## What is required
Set down the material below in full, matching it exactly.

-- begin Records provided --

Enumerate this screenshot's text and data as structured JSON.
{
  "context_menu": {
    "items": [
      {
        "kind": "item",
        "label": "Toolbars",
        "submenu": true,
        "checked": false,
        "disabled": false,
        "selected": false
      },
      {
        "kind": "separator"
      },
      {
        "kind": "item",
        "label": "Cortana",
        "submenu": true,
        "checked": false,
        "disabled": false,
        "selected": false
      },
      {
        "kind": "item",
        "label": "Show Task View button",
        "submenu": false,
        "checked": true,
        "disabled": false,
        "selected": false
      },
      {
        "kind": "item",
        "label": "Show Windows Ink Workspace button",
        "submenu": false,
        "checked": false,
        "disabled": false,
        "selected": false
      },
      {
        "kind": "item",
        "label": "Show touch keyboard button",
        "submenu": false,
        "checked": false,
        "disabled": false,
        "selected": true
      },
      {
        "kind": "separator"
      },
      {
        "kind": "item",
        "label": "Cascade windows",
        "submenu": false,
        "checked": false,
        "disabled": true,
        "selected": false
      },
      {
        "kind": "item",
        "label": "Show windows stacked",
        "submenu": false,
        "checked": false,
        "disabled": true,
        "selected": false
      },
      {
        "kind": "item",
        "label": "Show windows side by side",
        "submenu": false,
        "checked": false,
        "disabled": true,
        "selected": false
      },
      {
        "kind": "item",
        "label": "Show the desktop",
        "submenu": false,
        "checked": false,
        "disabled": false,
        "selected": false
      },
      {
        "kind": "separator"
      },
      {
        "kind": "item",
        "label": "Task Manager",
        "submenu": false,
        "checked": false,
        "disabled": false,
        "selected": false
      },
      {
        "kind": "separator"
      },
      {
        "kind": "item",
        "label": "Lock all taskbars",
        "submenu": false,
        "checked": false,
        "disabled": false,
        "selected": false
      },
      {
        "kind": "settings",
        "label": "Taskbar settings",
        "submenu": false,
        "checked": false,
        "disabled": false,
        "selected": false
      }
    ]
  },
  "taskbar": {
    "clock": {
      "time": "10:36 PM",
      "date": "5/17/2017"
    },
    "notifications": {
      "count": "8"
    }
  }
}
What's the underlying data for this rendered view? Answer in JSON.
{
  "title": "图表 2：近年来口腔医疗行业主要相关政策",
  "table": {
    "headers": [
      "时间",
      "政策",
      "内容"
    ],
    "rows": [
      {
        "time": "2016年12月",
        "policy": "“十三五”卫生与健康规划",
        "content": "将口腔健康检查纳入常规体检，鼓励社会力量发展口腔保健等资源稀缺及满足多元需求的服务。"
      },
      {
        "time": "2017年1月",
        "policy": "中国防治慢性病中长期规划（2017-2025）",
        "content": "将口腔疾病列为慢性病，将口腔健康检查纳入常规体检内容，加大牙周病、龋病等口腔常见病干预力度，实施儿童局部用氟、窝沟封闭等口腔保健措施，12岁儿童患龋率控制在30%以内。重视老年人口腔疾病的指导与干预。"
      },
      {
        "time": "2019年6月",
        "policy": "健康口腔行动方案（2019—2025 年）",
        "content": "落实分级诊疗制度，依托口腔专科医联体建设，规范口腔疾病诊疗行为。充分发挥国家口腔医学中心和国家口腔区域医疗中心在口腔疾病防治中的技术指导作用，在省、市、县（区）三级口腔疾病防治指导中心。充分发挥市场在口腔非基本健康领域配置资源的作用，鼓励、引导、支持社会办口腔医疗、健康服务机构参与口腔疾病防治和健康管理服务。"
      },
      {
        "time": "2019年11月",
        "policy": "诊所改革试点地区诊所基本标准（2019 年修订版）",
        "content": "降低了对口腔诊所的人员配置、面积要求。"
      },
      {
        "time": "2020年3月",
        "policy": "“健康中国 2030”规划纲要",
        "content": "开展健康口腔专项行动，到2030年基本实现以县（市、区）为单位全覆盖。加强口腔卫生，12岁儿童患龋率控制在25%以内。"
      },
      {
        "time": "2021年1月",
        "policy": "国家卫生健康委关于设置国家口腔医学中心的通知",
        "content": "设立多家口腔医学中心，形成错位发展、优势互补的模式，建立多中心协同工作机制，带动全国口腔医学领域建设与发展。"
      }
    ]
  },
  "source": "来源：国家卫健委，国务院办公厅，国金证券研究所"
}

-- end Records provided --

## Exercise solution
Enumerate this screenshot's text and data as structured JSON.
{
  "context_menu": {
    "items": [
      {
        "kind": "item",
        "label": "Toolbars",
        "submenu": true,
        "checked": false,
        "disabled": false,
        "selected": false
      },
      {
        "kind": "separator"
      },
      {
        "kind": "item",
        "label": "Cortana",
        "submenu": true,
        "checked": false,
        "disabled": false,
        "selected": false
      },
      {
        "kind": "item",
        "label": "Show Task View button",
        "submenu": false,
        "checked": true,
        "disabled": false,
        "selected": false
      },
      {
        "kind": "item",
        "label": "Show Windows Ink Workspace button",
        "submenu": false,
        "checked": false,
        "disabled": false,
        "selected": false
      },
      {
        "kind": "item",
        "label": "Show touch keyboard button",
        "submenu": false,
        "checked": false,
        "disabled": false,
        "selected": true
      },
      {
        "kind": "separator"
      },
      {
        "kind": "item",
        "label": "Cascade windows",
        "submenu": false,
        "checked": false,
        "disabled": true,
        "selected": false
      },
      {
        "kind": "item",
        "label": "Show windows stacked",
        "submenu": false,
        "checked": false,
        "disabled": true,
        "selected": false
      },
      {
        "kind": "item",
        "label": "Show windows side by side",
        "submenu": false,
        "checked": false,
        "disabled": true,
        "selected": false
      },
      {
        "kind": "item",
        "label": "Show the desktop",
        "submenu": false,
        "checked": false,
        "disabled": false,
        "selected": false
      },
      {
        "kind": "separator"
      },
      {
        "kind": "item",
        "label": "Task Manager",
        "submenu": false,
        "checked": false,
        "disabled": false,
        "selected": false
      },
      {
        "kind": "separator"
      },
      {
        "kind": "item",
        "label": "Lock all taskbars",
        "submenu": false,
        "checked": false,
        "disabled": false,
        "selected": false
      },
      {
        "kind": "settings",
        "label": "Taskbar settings",
        "submenu": false,
        "checked": false,
        "disabled": false,
        "selected": false
      }
    ]
  },
  "taskbar": {
    "clock": {
      "time": "10:36 PM",
      "date": "5/17/2017"
    },
    "notifications": {
      "count": "8"
    }
  }
}
What's the underlying data for this rendered view? Answer in JSON.
{
  "title": "图表 2：近年来口腔医疗行业主要相关政策",
  "table": {
    "headers": [
      "时间",
      "政策",
      "内容"
    ],
    "rows": [
      {
        "time": "2016年12月",
        "policy": "“十三五”卫生与健康规划",
        "content": "将口腔健康检查纳入常规体检，鼓励社会力量发展口腔保健等资源稀缺及满足多元需求的服务。"
      },
      {
        "time": "2017年1月",
        "policy": "中国防治慢性病中长期规划（2017-2025）",
        "content": "将口腔疾病列为慢性病，将口腔健康检查纳入常规体检内容，加大牙周病、龋病等口腔常见病干预力度，实施儿童局部用氟、窝沟封闭等口腔保健措施，12岁儿童患龋率控制在30%以内。重视老年人口腔疾病的指导与干预。"
      },
      {
        "time": "2019年6月",
        "policy": "健康口腔行动方案（2019—2025 年）",
        "content": "落实分级诊疗制度，依托口腔专科医联体建设，规范口腔疾病诊疗行为。充分发挥国家口腔医学中心和国家口腔区域医疗中心在口腔疾病防治中的技术指导作用，在省、市、县（区）三级口腔疾病防治指导中心。充分发挥市场在口腔非基本健康领域配置资源的作用，鼓励、引导、支持社会办口腔医疗、健康服务机构参与口腔疾病防治和健康管理服务。"
      },
      {
        "time": "2019年11月",
        "policy": "诊所改革试点地区诊所基本标准（2019 年修订版）",
        "content": "降低了对口腔诊所的人员配置、面积要求。"
      },
      {
        "time": "2020年3月",
        "policy": "“健康中国 2030”规划纲要",
        "content": "开展健康口腔专项行动，到2030年基本实现以县（市、区）为单位全覆盖。加强口腔卫生，12岁儿童患龋率控制在25%以内。"
      },
      {
        "time": "2021年1月",
        "policy": "国家卫生健康委关于设置国家口腔医学中心的通知",
        "content": "设立多家口腔医学中心，形成错位发展、优势互补的模式，建立多中心协同工作机制，带动全国口腔医学领域建设与发展。"
      }
    ]
  },
  "source": "来源：国家卫健委，国务院办公厅，国金证券研究所"
}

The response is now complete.